=== Challenge A ===
In the records, substitute "screen capture" for "screenshot" in everything from the line containing "Decompose this screenshot" down to the line containing "448, 252, 459]", and leave all else unchanged. Give only those lines, and leave the pictures out.

········

Reporting & Production

James Pindell is trying to bring The Boston Globe’s election coverage to everyone by being everywhere

“Whether it’s their inbox, whether it’s for Twitter, Facebook, Medium, Instagram — the idea is to reach audiences where they’re at.”

In the past five days, Boston Globe political reporter James Pindell wrote three front-page stories about the New Hampshire primary. He also did a couple dozen TV and radio appearances, sent out five email newsletters, posted four pictures to Instagram, sent more than 120 tweets, and did three Facebook Live videos and three Periscope livestreams.

james pindellSure, the New Hampshire primary was a particularly newsworthy event. But Pindell expects his journalism career to continue this way indefinitely. “This has been my life my entire life,” he told me, happily.

The Globe hired Pindell last year to cover the 2016 elections in a new way. His Globe vertical, Ground Game, is focused around the idea that the paper needs to reach people wherever they are; if they don’t make it to the print edition of the newspaper, that’s okay, because they’ll have seen Pindell’s coverage elsewhere — on Facebook or Twitter or Instagram or in an email newsletter — and they will learn, that way, that the Globe is an essential source of election coverage.

“We’re putting him out there deliberately in a very focused way saying, ‘This is our guy. This is the face of our coverage,'” David Skok, the Globe’s managing editor and VP of digital (and a former Nieman fellow), told Mashable last year.

I spoke with Pindell this week about what it’s actually like to be out on the ground doing this kind of reporting. How many backup phone batteries do you need? Are all the candidates cool being livestreamed? What happens if you can’t get an Internet connection? Below is our conversation, edited and condensed for clarity.

Laura Hazard Owen: Give me a little context around your role.

James Pindell: I’m digital-first at the Globe. Part of the end goal and strategy from David Skok was to anchor some coverage — particularly New Hampshire primary coverage, but it also applies to the whole campaign.

········

=== Challenge B ===
Duplicate the whole passage on James Pindell's election coverage for The Boston Globe word for word.

=== Provided records ===
········

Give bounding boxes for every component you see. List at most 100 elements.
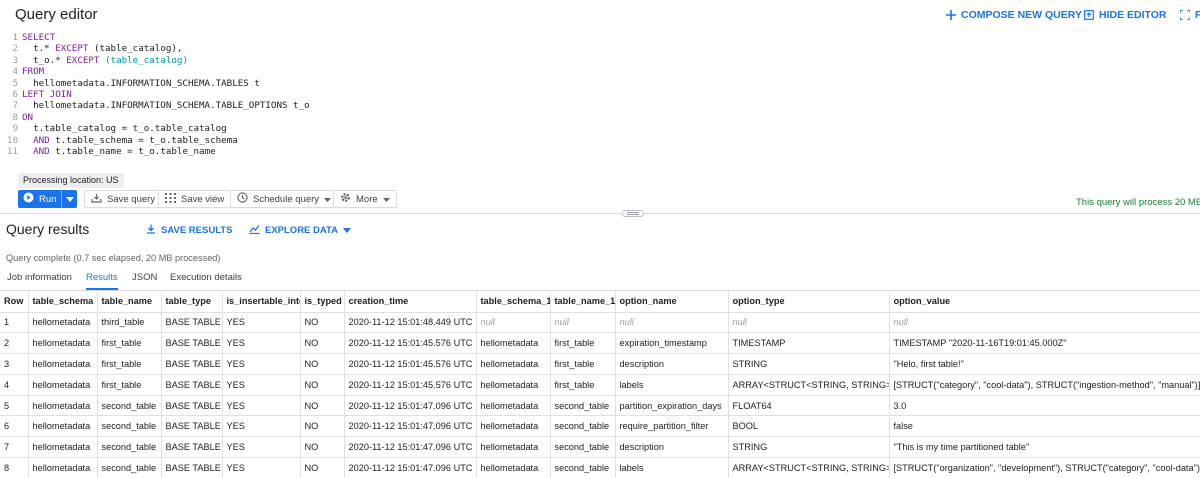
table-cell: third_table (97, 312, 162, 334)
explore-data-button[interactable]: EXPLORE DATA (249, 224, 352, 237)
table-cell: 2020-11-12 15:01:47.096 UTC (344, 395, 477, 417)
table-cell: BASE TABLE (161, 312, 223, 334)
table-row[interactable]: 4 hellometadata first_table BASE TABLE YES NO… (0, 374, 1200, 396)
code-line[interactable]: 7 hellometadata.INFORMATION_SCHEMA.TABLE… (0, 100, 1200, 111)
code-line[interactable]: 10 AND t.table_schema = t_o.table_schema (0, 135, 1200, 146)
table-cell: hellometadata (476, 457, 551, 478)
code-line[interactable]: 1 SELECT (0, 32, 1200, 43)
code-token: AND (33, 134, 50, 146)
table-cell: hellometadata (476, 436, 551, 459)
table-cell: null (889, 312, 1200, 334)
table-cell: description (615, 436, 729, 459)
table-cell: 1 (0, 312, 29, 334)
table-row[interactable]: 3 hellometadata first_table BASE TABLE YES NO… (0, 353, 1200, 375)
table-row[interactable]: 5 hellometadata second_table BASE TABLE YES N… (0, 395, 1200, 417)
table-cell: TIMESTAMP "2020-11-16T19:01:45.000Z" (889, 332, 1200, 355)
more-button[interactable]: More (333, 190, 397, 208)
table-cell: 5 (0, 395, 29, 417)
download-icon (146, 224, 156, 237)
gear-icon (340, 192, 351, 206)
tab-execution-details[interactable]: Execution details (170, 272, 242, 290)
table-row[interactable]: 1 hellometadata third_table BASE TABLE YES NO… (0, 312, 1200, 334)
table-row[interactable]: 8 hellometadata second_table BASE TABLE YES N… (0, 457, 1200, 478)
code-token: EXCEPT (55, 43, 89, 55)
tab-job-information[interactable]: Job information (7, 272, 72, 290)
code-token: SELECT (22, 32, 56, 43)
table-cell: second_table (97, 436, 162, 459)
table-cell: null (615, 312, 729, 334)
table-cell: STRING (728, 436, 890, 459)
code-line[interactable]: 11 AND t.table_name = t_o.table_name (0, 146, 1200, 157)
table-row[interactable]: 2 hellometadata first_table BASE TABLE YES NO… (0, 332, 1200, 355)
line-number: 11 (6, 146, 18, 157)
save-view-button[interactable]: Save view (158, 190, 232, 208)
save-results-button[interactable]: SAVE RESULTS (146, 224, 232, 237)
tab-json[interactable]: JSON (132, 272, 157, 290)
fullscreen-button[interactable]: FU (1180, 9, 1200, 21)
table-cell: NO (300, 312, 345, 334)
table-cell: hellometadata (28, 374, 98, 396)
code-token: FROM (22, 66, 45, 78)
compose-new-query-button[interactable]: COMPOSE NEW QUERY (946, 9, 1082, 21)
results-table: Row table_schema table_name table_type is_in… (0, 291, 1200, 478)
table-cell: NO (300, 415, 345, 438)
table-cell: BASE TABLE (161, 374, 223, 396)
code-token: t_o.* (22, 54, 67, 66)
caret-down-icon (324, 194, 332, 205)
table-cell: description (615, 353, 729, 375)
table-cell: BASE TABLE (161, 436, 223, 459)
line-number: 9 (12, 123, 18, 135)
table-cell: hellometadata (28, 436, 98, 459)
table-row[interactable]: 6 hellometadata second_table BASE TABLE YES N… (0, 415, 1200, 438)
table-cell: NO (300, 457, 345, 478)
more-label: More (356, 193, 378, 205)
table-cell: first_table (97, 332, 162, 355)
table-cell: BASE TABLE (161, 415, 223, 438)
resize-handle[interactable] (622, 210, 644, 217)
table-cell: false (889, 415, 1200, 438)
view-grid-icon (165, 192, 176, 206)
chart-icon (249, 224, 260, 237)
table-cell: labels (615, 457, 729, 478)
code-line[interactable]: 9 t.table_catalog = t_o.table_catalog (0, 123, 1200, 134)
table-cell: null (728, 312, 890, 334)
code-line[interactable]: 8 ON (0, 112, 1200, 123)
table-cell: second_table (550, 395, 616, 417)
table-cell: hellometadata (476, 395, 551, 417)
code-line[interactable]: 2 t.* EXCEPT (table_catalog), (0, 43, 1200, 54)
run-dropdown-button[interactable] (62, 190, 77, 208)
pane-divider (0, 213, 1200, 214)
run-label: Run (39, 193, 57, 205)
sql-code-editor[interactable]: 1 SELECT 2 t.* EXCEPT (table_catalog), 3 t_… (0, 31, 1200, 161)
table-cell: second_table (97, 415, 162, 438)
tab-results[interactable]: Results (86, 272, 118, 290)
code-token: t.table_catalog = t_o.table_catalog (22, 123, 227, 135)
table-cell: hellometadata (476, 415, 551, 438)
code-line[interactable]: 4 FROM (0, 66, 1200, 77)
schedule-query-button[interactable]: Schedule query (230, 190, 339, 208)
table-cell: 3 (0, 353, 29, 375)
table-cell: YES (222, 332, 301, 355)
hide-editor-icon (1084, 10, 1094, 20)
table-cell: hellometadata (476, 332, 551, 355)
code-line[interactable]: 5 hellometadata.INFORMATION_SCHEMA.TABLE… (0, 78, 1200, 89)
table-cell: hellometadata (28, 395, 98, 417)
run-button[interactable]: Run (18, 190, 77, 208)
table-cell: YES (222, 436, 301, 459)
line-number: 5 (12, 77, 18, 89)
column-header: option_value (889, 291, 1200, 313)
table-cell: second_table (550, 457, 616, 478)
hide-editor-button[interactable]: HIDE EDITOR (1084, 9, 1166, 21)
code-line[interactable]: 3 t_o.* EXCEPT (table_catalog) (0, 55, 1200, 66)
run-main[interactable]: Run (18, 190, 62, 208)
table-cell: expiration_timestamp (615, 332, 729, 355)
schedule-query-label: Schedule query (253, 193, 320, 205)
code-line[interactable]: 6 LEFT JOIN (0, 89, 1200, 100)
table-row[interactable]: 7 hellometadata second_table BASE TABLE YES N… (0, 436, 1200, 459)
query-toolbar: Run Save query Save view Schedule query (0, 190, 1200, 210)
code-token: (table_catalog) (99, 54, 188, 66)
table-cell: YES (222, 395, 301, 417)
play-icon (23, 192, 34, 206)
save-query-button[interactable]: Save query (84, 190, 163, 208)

········

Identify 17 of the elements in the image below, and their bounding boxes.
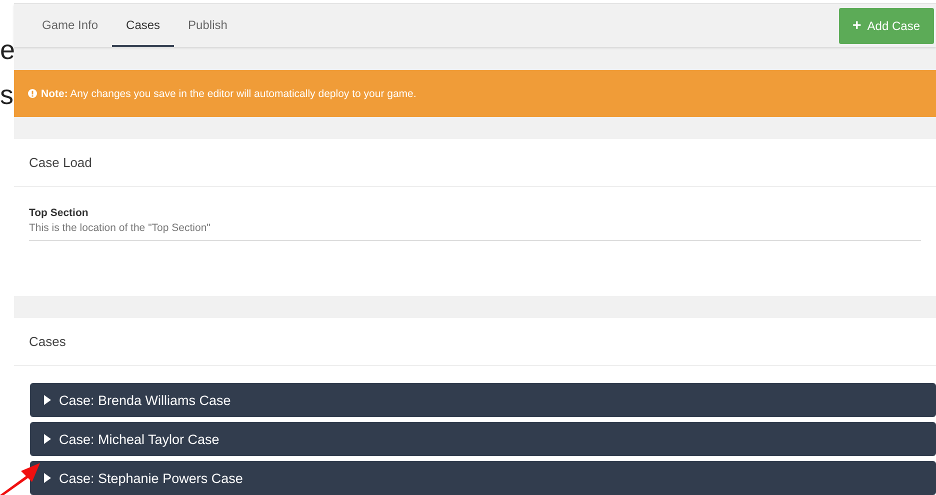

········

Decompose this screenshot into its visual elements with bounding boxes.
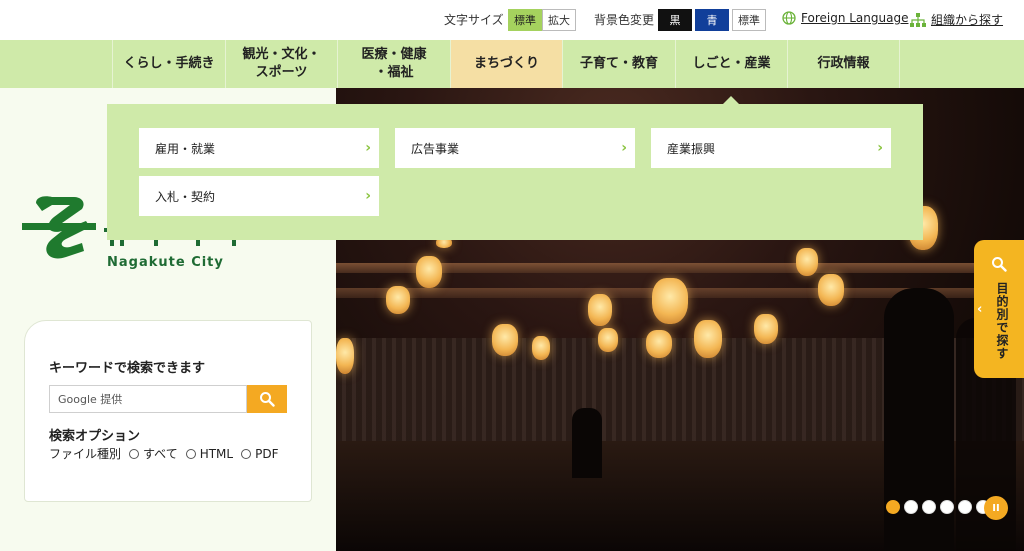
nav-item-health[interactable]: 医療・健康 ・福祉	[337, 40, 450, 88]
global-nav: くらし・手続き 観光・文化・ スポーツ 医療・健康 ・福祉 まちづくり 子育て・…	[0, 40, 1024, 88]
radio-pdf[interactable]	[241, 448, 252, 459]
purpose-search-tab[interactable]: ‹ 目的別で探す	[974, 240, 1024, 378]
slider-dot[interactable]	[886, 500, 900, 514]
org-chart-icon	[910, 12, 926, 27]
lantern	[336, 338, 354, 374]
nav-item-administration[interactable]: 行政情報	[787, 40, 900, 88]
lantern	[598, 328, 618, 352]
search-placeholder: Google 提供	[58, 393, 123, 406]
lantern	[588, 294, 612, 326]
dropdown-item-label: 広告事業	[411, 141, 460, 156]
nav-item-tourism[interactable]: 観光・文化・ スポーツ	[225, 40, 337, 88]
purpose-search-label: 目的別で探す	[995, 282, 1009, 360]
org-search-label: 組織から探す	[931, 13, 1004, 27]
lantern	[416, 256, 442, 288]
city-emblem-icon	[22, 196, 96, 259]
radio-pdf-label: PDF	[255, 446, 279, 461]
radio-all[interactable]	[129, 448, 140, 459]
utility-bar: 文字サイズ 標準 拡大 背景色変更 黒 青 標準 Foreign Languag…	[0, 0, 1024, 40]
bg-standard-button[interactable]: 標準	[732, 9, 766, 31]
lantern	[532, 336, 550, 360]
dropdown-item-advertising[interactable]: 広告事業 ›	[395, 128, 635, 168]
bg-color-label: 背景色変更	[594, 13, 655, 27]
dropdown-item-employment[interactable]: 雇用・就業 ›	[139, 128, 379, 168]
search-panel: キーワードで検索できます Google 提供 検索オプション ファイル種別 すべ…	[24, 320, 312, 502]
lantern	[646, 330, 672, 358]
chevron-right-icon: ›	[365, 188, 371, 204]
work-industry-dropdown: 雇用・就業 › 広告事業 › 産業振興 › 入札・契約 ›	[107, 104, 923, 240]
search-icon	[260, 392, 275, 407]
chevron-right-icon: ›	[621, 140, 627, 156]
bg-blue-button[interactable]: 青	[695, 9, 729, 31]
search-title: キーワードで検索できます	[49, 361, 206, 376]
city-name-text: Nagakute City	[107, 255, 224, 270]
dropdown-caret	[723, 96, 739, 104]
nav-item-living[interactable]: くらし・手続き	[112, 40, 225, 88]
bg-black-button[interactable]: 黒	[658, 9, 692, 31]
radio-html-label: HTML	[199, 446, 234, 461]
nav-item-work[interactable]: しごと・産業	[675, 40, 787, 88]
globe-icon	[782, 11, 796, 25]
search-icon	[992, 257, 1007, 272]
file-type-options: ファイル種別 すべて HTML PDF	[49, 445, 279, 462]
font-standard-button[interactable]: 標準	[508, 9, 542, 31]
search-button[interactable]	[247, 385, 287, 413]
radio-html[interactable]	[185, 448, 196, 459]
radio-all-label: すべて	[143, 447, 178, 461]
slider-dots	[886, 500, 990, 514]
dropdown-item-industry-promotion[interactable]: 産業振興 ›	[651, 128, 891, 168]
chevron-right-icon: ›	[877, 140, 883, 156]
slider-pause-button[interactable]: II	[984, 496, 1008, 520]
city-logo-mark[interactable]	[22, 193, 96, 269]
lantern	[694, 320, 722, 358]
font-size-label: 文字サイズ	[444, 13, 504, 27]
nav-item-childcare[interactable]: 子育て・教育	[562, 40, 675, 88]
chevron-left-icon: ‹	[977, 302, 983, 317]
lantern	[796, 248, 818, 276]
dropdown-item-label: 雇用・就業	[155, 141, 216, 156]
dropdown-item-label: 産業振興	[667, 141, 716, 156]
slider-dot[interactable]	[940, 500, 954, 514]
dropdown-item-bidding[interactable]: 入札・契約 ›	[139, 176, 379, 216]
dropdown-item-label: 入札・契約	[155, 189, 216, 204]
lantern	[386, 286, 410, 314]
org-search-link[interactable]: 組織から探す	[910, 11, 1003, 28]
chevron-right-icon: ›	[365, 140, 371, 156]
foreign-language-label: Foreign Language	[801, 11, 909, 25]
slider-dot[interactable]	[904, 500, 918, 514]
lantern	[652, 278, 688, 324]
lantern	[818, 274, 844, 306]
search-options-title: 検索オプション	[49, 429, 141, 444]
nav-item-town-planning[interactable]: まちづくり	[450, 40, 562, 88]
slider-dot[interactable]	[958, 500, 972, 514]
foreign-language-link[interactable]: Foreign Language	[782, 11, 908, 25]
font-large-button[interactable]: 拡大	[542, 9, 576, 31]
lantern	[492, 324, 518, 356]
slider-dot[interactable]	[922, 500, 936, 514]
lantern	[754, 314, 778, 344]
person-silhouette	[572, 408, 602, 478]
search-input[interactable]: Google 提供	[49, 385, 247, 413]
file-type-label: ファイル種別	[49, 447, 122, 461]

········

=== Worked answer A ===
Decompose this screen capture into its visual elements with bounding boxes.
nav-item-health[interactable]: 医療・健康 ・福祉	[337, 40, 450, 88]
global-nav: くらし・手続き 観光・文化・ スポーツ 医療・健康 ・福祉 まちづくり 子育て・…	[0, 40, 1024, 88]
radio-pdf[interactable]	[241, 448, 252, 459]

=== Worked answer B ===
Reporting & Production

James Pindell is trying to bring The Boston Globe’s election coverage to everyone by being everywhere

“Whether it’s their inbox, whether it’s for Twitter, Facebook, Medium, Instagram — the idea is to reach audiences where they’re at.”

In the past five days, Boston Globe political reporter James Pindell wrote three front-page stories about the New Hampshire primary. He also did a couple dozen TV and radio appearances, sent out five email newsletters, posted four pictures to Instagram, sent more than 120 tweets, and did three Facebook Live videos and three Periscope livestreams.

james pindellSure, the New Hampshire primary was a particularly newsworthy event. But Pindell expects his journalism career to continue this way indefinitely. “This has been my life my entire life,” he told me, happily.

The Globe hired Pindell last year to cover the 2016 elections in a new way. His Globe vertical, Ground Game, is focused around the idea that the paper needs to reach people wherever they are; if they don’t make it to the print edition of the newspaper, that’s okay, because they’ll have seen Pindell’s coverage elsewhere — on Facebook or Twitter or Instagram or in an email newsletter — and they will learn, that way, that the Globe is an essential source of election coverage.

“We’re putting him out there deliberately in a very focused way saying, ‘This is our guy. This is the face of our coverage,'” David Skok, the Globe’s managing editor and VP of digital (and a former Nieman fellow), told Mashable last year.

I spoke with Pindell this week about what it’s actually like to be out on the ground doing this kind of reporting. How many backup phone batteries do you need? Are all the candidates cool being livestreamed? What happens if you can’t get an Internet connection? Below is our conversation, edited and condensed for clarity.

Laura Hazard Owen: Give me a little context around your role.

James Pindell: I’m digital-first at the Globe. Part of the end goal and strategy from David Skok was to anchor some coverage — particularly New Hampshire primary coverage, but it also applies to the whole campaign.